- _Exercise description_: Your task is to repeat all of the material exactly.

- _Raw records_:
★ ★ ★
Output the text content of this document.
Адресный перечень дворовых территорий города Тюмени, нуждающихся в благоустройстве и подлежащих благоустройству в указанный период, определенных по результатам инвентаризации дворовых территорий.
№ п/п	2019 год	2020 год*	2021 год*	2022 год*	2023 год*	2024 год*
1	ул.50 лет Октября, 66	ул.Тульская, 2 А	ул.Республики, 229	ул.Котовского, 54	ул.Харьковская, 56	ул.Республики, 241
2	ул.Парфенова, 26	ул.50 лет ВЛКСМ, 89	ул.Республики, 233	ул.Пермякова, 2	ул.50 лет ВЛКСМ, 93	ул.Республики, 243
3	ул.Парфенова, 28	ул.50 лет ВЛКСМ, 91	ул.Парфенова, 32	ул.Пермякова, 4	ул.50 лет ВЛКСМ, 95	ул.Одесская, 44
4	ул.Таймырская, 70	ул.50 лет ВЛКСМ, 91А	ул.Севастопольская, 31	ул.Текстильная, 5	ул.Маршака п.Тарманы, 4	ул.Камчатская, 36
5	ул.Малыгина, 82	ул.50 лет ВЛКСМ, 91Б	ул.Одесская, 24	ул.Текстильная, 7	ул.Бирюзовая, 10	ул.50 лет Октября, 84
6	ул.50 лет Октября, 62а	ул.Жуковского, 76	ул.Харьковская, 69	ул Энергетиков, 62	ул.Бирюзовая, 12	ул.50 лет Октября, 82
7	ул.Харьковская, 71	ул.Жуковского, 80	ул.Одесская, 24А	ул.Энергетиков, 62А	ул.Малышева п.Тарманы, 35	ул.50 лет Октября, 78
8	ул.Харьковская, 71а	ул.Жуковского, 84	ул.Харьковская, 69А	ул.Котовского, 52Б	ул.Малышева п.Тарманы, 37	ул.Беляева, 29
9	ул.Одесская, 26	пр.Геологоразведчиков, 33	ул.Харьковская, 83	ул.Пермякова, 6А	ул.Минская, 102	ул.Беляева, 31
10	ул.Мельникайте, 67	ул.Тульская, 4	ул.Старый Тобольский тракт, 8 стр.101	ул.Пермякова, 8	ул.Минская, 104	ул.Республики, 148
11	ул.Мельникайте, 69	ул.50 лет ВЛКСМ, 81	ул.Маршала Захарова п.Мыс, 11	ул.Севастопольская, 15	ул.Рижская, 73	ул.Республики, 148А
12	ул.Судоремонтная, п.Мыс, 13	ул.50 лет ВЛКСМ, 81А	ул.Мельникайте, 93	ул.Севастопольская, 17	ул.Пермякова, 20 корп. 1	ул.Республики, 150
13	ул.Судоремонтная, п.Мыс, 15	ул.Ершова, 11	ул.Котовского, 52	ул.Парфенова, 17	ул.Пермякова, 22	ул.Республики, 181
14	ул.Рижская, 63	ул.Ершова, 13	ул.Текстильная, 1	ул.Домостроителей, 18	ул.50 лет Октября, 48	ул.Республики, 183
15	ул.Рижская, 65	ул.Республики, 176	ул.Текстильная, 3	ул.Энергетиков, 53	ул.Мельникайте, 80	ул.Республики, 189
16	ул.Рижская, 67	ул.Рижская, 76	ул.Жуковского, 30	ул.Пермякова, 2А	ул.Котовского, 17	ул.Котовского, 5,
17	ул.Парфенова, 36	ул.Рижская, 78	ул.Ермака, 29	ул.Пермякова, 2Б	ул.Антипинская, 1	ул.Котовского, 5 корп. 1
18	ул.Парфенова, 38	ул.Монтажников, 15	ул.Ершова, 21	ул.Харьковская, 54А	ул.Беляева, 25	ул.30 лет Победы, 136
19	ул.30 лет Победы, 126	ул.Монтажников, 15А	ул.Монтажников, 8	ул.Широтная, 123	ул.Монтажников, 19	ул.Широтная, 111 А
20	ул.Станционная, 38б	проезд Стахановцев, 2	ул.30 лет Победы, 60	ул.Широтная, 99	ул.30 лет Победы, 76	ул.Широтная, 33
★ ★ ★
- _Answer to the exercise_:
Output the text content of this document.
Адресный перечень дворовых территорий города Тюмени, нуждающихся в благоустройстве и подлежащих благоустройству в указанный период, определенных по результатам инвентаризации дворовых территорий.
№ п/п	2019 год	2020 год*	2021 год*	2022 год*	2023 год*	2024 год*
1	ул.50 лет Октября, 66	ул.Тульская, 2 А	ул.Республики, 229	ул.Котовского, 54	ул.Харьковская, 56	ул.Республики, 241
2	ул.Парфенова, 26	ул.50 лет ВЛКСМ, 89	ул.Республики, 233	ул.Пермякова, 2	ул.50 лет ВЛКСМ, 93	ул.Республики, 243
3	ул.Парфенова, 28	ул.50 лет ВЛКСМ, 91	ул.Парфенова, 32	ул.Пермякова, 4	ул.50 лет ВЛКСМ, 95	ул.Одесская, 44
4	ул.Таймырская, 70	ул.50 лет ВЛКСМ, 91А	ул.Севастопольская, 31	ул.Текстильная, 5	ул.Маршака п.Тарманы, 4	ул.Камчатская, 36
5	ул.Малыгина, 82	ул.50 лет ВЛКСМ, 91Б	ул.Одесская, 24	ул.Текстильная, 7	ул.Бирюзовая, 10	ул.50 лет Октября, 84
6	ул.50 лет Октября, 62а	ул.Жуковского, 76	ул.Харьковская, 69	ул Энергетиков, 62	ул.Бирюзовая, 12	ул.50 лет Октября, 82
7	ул.Харьковская, 71	ул.Жуковского, 80	ул.Одесская, 24А	ул.Энергетиков, 62А	ул.Малышева п.Тарманы, 35	ул.50 лет Октября, 78
8	ул.Харьковская, 71а	ул.Жуковского, 84	ул.Харьковская, 69А	ул.Котовского, 52Б	ул.Малышева п.Тарманы, 37	ул.Беляева, 29
9	ул.Одесская, 26	пр.Геологоразведчиков, 33	ул.Харьковская, 83	ул.Пермякова, 6А	ул.Минская, 102	ул.Беляева, 31
10	ул.Мельникайте, 67	ул.Тульская, 4	ул.Старый Тобольский тракт, 8 стр.101	ул.Пермякова, 8	ул.Минская, 104	ул.Республики, 148
11	ул.Мельникайте, 69	ул.50 лет ВЛКСМ, 81	ул.Маршала Захарова п.Мыс, 11	ул.Севастопольская, 15	ул.Рижская, 73	ул.Республики, 148А
12	ул.Судоремонтная, п.Мыс, 13	ул.50 лет ВЛКСМ, 81А	ул.Мельникайте, 93	ул.Севастопольская, 17	ул.Пермякова, 20 корп. 1	ул.Республики, 150
13	ул.Судоремонтная, п.Мыс, 15	ул.Ершова, 11	ул.Котовского, 52	ул.Парфенова, 17	ул.Пермякова, 22	ул.Республики, 181
14	ул.Рижская, 63	ул.Ершова, 13	ул.Текстильная, 1	ул.Домостроителей, 18	ул.50 лет Октября, 48	ул.Республики, 183
15	ул.Рижская, 65	ул.Республики, 176	ул.Текстильная, 3	ул.Энергетиков, 53	ул.Мельникайте, 80	ул.Республики, 189
16	ул.Рижская, 67	ул.Рижская, 76	ул.Жуковского, 30	ул.Пермякова, 2А	ул.Котовского, 17	ул.Котовского, 5,
17	ул.Парфенова, 36	ул.Рижская, 78	ул.Ермака, 29	ул.Пермякова, 2Б	ул.Антипинская, 1	ул.Котовского, 5 корп. 1
18	ул.Парфенова, 38	ул.Монтажников, 15	ул.Ершова, 21	ул.Харьковская, 54А	ул.Беляева, 25	ул.30 лет Победы, 136
19	ул.30 лет Победы, 126	ул.Монтажников, 15А	ул.Монтажников, 8	ул.Широтная, 123	ул.Монтажников, 19	ул.Широтная, 111 А
20	ул.Станционная, 38б	проезд Стахановцев, 2	ул.30 лет Победы, 60	ул.Широтная, 99	ул.30 лет Победы, 76	ул.Широтная, 33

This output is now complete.